_Goal_
Set down the whole listing verbatim.

##############################

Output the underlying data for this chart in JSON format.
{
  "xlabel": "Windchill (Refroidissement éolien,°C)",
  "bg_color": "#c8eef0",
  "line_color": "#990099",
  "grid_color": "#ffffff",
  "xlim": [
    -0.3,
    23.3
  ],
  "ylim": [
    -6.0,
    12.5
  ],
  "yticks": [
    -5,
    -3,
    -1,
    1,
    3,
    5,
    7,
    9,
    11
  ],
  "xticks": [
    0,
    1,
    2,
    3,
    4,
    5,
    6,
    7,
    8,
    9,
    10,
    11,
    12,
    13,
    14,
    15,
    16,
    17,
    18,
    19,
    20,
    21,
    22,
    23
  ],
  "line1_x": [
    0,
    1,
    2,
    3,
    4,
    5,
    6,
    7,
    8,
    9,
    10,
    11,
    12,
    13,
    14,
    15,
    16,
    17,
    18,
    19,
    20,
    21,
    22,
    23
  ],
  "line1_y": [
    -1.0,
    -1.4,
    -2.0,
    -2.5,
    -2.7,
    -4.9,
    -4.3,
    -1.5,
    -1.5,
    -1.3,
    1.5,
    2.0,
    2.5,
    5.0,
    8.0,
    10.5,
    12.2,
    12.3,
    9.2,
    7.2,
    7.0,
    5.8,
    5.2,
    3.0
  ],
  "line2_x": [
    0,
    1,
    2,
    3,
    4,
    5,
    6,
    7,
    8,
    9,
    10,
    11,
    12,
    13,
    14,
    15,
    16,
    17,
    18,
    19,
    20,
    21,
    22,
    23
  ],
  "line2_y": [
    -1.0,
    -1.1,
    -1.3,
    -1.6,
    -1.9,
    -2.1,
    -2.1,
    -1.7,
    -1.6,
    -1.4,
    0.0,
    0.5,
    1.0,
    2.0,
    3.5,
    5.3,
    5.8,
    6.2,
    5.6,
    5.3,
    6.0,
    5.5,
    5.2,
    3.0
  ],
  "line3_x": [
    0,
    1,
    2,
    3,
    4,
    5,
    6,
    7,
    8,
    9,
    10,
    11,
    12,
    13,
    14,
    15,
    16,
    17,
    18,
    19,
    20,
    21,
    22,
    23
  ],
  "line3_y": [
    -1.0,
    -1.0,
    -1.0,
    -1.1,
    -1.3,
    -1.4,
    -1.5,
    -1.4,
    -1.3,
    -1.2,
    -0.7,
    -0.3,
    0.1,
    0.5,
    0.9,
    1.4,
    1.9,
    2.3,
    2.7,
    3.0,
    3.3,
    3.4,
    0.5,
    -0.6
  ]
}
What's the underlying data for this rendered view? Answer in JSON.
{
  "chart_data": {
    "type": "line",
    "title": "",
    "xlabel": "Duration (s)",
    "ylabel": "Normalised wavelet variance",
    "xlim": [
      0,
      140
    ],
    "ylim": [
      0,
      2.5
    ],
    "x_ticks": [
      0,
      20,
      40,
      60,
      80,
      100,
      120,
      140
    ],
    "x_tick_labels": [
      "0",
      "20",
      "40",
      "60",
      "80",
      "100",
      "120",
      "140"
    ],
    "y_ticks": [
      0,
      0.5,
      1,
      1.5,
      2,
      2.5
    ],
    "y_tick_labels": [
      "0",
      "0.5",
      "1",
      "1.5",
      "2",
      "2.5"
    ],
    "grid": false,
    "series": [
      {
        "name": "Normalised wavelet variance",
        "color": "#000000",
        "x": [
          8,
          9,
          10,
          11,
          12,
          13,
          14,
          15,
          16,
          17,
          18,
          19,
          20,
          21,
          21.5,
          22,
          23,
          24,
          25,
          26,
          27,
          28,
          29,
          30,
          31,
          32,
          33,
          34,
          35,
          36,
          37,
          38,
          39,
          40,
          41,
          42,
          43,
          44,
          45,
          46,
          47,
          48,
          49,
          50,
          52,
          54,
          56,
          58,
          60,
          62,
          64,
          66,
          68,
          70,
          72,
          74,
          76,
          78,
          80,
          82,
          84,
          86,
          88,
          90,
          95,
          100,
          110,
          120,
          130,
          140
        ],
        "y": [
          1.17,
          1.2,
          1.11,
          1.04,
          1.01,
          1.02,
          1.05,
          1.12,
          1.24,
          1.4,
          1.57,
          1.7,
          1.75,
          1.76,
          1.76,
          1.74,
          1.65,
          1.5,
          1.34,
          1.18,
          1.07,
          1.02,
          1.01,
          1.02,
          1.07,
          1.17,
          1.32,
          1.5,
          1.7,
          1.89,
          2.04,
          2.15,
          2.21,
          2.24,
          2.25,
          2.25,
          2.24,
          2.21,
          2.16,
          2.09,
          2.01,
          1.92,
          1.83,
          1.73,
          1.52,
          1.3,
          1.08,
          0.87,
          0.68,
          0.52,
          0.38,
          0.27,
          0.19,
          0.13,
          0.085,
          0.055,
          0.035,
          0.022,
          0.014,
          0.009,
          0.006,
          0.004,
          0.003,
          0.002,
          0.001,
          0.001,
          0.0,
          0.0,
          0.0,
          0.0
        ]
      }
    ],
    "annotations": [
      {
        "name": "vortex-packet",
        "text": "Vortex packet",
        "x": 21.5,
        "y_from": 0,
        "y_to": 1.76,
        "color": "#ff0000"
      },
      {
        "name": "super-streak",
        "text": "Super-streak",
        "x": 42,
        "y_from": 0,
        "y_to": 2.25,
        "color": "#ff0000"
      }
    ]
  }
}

##############################

_Finished task_
Output the underlying data for this chart in JSON format.
{
  "xlabel": "Windchill (Refroidissement éolien,°C)",
  "bg_color": "#c8eef0",
  "line_color": "#990099",
  "grid_color": "#ffffff",
  "xlim": [
    -0.3,
    23.3
  ],
  "ylim": [
    -6.0,
    12.5
  ],
  "yticks": [
    -5,
    -3,
    -1,
    1,
    3,
    5,
    7,
    9,
    11
  ],
  "xticks": [
    0,
    1,
    2,
    3,
    4,
    5,
    6,
    7,
    8,
    9,
    10,
    11,
    12,
    13,
    14,
    15,
    16,
    17,
    18,
    19,
    20,
    21,
    22,
    23
  ],
  "line1_x": [
    0,
    1,
    2,
    3,
    4,
    5,
    6,
    7,
    8,
    9,
    10,
    11,
    12,
    13,
    14,
    15,
    16,
    17,
    18,
    19,
    20,
    21,
    22,
    23
  ],
  "line1_y": [
    -1.0,
    -1.4,
    -2.0,
    -2.5,
    -2.7,
    -4.9,
    -4.3,
    -1.5,
    -1.5,
    -1.3,
    1.5,
    2.0,
    2.5,
    5.0,
    8.0,
    10.5,
    12.2,
    12.3,
    9.2,
    7.2,
    7.0,
    5.8,
    5.2,
    3.0
  ],
  "line2_x": [
    0,
    1,
    2,
    3,
    4,
    5,
    6,
    7,
    8,
    9,
    10,
    11,
    12,
    13,
    14,
    15,
    16,
    17,
    18,
    19,
    20,
    21,
    22,
    23
  ],
  "line2_y": [
    -1.0,
    -1.1,
    -1.3,
    -1.6,
    -1.9,
    -2.1,
    -2.1,
    -1.7,
    -1.6,
    -1.4,
    0.0,
    0.5,
    1.0,
    2.0,
    3.5,
    5.3,
    5.8,
    6.2,
    5.6,
    5.3,
    6.0,
    5.5,
    5.2,
    3.0
  ],
  "line3_x": [
    0,
    1,
    2,
    3,
    4,
    5,
    6,
    7,
    8,
    9,
    10,
    11,
    12,
    13,
    14,
    15,
    16,
    17,
    18,
    19,
    20,
    21,
    22,
    23
  ],
  "line3_y": [
    -1.0,
    -1.0,
    -1.0,
    -1.1,
    -1.3,
    -1.4,
    -1.5,
    -1.4,
    -1.3,
    -1.2,
    -0.7,
    -0.3,
    0.1,
    0.5,
    0.9,
    1.4,
    1.9,
    2.3,
    2.7,
    3.0,
    3.3,
    3.4,
    0.5,
    -0.6
  ]
}
What's the underlying data for this rendered view? Answer in JSON.
{
  "chart_data": {
    "type": "line",
    "title": "",
    "xlabel": "Duration (s)",
    "ylabel": "Normalised wavelet variance",
    "xlim": [
      0,
      140
    ],
    "ylim": [
      0,
      2.5
    ],
    "x_ticks": [
      0,
      20,
      40,
      60,
      80,
      100,
      120,
      140
    ],
    "x_tick_labels": [
      "0",
      "20",
      "40",
      "60",
      "80",
      "100",
      "120",
      "140"
    ],
    "y_ticks": [
      0,
      0.5,
      1,
      1.5,
      2,
      2.5
    ],
    "y_tick_labels": [
      "0",
      "0.5",
      "1",
      "1.5",
      "2",
      "2.5"
    ],
    "grid": false,
    "series": [
      {
        "name": "Normalised wavelet variance",
        "color": "#000000",
        "x": [
          8,
          9,
          10,
          11,
          12,
          13,
          14,
          15,
          16,
          17,
          18,
          19,
          20,
          21,
          21.5,
          22,
          23,
          24,
          25,
          26,
          27,
          28,
          29,
          30,
          31,
          32,
          33,
          34,
          35,
          36,
          37,
          38,
          39,
          40,
          41,
          42,
          43,
          44,
          45,
          46,
          47,
          48,
          49,
          50,
          52,
          54,
          56,
          58,
          60,
          62,
          64,
          66,
          68,
          70,
          72,
          74,
          76,
          78,
          80,
          82,
          84,
          86,
          88,
          90,
          95,
          100,
          110,
          120,
          130,
          140
        ],
        "y": [
          1.17,
          1.2,
          1.11,
          1.04,
          1.01,
          1.02,
          1.05,
          1.12,
          1.24,
          1.4,
          1.57,
          1.7,
          1.75,
          1.76,
          1.76,
          1.74,
          1.65,
          1.5,
          1.34,
          1.18,
          1.07,
          1.02,
          1.01,
          1.02,
          1.07,
          1.17,
          1.32,
          1.5,
          1.7,
          1.89,
          2.04,
          2.15,
          2.21,
          2.24,
          2.25,
          2.25,
          2.24,
          2.21,
          2.16,
          2.09,
          2.01,
          1.92,
          1.83,
          1.73,
          1.52,
          1.3,
          1.08,
          0.87,
          0.68,
          0.52,
          0.38,
          0.27,
          0.19,
          0.13,
          0.085,
          0.055,
          0.035,
          0.022,
          0.014,
          0.009,
          0.006,
          0.004,
          0.003,
          0.002,
          0.001,
          0.001,
          0.0,
          0.0,
          0.0,
          0.0
        ]
      }
    ],
    "annotations": [
      {
        "name": "vortex-packet",
        "text": "Vortex packet",
        "x": 21.5,
        "y_from": 0,
        "y_to": 1.76,
        "color": "#ff0000"
      },
      {
        "name": "super-streak",
        "text": "Super-streak",
        "x": 42,
        "y_from": 0,
        "y_to": 2.25,
        "color": "#ff0000"
      }
    ]
  }
}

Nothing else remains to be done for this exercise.